Find each line containing the string "that" and return it.

--- START ---

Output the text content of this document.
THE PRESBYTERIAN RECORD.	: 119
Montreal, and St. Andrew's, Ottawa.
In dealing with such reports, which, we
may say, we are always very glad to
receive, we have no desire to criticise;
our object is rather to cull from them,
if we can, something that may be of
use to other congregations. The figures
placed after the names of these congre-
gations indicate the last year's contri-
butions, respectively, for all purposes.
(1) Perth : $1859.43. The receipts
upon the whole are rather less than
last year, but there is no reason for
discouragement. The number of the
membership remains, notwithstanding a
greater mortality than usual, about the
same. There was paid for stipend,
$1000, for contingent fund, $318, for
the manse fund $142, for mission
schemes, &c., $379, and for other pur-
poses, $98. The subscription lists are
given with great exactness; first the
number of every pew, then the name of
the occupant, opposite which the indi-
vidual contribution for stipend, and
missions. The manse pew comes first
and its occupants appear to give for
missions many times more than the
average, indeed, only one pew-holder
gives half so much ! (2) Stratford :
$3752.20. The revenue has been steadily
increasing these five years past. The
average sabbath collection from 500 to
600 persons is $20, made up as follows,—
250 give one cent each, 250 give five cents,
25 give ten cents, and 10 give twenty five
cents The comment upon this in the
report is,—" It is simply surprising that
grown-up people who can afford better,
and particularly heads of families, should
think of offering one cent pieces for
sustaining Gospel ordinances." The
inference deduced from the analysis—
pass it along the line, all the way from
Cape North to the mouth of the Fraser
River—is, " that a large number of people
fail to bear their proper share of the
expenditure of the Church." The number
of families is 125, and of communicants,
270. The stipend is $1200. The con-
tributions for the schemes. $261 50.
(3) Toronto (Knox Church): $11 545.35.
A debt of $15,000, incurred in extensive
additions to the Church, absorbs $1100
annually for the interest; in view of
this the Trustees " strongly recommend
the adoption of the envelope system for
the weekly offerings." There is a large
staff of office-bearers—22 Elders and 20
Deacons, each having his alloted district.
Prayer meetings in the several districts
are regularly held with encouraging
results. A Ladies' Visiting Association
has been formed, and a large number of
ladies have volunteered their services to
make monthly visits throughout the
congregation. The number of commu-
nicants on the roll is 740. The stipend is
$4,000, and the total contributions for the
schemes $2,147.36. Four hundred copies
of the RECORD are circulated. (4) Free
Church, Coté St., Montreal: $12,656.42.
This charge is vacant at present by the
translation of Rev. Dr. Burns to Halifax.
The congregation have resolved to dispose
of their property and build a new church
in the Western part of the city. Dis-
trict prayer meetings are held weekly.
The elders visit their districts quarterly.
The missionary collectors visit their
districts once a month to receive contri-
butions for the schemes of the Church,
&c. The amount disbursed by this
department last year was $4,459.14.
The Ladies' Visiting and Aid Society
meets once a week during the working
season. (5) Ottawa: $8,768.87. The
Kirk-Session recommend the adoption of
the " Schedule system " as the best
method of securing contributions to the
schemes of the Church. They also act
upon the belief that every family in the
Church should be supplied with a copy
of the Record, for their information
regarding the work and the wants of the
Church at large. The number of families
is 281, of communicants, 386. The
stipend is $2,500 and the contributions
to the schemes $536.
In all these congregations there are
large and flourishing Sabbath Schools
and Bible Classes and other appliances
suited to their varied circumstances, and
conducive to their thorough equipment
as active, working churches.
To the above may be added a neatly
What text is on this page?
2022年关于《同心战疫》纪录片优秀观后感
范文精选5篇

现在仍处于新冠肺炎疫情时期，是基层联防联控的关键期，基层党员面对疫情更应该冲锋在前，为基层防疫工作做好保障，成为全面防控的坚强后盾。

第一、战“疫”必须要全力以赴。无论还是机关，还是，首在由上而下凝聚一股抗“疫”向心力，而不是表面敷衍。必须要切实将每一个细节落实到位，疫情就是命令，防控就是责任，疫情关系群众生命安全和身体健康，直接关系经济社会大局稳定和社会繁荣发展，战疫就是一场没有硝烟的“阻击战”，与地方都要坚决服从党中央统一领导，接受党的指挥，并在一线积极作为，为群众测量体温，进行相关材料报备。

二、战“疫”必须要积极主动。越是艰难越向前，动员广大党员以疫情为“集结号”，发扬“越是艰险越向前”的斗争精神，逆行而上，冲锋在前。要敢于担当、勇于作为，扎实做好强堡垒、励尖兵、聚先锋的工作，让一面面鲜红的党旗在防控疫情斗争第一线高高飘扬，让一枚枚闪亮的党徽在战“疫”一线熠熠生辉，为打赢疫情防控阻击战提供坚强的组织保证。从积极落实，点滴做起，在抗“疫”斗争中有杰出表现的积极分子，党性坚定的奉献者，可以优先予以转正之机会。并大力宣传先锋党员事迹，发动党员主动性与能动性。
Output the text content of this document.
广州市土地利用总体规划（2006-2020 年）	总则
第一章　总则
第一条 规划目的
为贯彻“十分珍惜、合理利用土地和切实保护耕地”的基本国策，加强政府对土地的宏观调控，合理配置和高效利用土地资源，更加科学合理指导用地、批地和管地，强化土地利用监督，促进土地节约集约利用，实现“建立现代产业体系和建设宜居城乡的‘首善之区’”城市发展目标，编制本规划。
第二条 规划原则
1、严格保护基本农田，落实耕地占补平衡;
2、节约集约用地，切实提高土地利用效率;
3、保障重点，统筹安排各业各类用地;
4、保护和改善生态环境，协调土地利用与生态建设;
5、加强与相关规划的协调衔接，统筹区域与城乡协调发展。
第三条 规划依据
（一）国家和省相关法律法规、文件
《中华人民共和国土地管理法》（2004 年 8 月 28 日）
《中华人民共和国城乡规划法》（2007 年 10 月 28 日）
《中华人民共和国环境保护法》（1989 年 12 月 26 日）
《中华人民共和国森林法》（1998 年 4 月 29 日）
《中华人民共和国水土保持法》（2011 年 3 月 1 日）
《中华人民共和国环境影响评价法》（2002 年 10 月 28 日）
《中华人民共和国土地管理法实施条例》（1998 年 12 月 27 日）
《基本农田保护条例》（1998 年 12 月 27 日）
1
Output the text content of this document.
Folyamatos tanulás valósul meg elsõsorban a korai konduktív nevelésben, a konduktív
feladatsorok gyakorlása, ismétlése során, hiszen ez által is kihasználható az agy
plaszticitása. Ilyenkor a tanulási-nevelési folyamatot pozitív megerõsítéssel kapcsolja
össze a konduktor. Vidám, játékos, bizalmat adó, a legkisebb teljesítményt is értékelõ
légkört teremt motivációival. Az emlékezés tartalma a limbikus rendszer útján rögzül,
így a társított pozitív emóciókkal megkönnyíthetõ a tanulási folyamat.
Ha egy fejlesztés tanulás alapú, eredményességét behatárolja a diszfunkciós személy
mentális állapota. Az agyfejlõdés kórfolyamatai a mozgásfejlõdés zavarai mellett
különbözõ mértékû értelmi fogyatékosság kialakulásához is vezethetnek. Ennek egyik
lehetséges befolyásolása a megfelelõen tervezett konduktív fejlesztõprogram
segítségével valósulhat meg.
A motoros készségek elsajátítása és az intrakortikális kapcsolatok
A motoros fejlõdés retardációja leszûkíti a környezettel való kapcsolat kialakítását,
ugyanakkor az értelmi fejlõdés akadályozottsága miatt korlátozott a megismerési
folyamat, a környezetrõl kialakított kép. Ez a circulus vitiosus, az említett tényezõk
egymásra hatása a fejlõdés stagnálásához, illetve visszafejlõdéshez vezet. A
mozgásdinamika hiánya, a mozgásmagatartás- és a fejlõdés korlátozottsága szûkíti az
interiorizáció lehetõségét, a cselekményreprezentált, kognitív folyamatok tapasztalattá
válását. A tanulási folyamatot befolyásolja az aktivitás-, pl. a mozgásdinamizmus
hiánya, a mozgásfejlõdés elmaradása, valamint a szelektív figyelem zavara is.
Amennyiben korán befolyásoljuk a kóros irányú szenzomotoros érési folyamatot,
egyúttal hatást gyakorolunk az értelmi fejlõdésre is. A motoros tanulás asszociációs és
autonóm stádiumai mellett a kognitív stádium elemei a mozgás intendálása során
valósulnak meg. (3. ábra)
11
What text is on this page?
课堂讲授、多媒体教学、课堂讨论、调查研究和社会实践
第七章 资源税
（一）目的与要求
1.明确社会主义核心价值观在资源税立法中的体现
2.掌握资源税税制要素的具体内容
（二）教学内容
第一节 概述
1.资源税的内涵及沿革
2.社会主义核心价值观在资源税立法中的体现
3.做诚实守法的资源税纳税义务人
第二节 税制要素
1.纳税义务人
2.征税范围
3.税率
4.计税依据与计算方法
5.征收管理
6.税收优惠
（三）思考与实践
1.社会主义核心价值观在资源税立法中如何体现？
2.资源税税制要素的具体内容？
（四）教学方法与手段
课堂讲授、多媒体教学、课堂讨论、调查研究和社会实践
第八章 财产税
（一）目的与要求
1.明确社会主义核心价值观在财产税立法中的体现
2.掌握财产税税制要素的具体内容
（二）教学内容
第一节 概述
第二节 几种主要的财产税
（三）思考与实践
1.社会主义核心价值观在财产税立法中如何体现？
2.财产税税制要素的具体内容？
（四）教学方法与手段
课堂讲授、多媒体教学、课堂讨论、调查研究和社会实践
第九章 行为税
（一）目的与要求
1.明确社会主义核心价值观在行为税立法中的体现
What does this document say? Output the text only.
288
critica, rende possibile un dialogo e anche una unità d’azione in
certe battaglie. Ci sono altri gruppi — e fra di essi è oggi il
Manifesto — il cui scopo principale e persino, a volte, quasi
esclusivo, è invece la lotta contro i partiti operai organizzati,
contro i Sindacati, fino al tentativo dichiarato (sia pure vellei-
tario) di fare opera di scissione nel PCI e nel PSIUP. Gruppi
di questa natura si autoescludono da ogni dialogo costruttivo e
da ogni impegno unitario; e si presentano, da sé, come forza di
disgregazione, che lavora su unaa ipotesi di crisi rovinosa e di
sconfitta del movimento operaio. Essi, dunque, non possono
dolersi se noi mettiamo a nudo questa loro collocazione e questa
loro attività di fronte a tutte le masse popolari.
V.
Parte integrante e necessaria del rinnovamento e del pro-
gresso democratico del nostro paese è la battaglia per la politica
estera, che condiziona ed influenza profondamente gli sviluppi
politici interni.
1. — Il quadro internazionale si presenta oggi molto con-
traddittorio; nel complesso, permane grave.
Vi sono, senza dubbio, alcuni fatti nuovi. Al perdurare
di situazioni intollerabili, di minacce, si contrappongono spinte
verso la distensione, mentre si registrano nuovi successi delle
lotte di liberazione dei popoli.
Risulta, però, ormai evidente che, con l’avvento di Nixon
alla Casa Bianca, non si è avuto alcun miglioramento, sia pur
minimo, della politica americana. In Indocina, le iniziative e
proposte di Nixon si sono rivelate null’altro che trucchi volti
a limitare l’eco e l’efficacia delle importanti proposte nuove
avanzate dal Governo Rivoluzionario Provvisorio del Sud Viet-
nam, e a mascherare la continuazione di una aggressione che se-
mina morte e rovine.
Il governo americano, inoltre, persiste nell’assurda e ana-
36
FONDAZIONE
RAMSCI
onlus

--- END ---

- Reply to the task:
if we can, something that may be of
report is,—" It is simply surprising that
River—is, " that a large number of people
upon the belief that every family in the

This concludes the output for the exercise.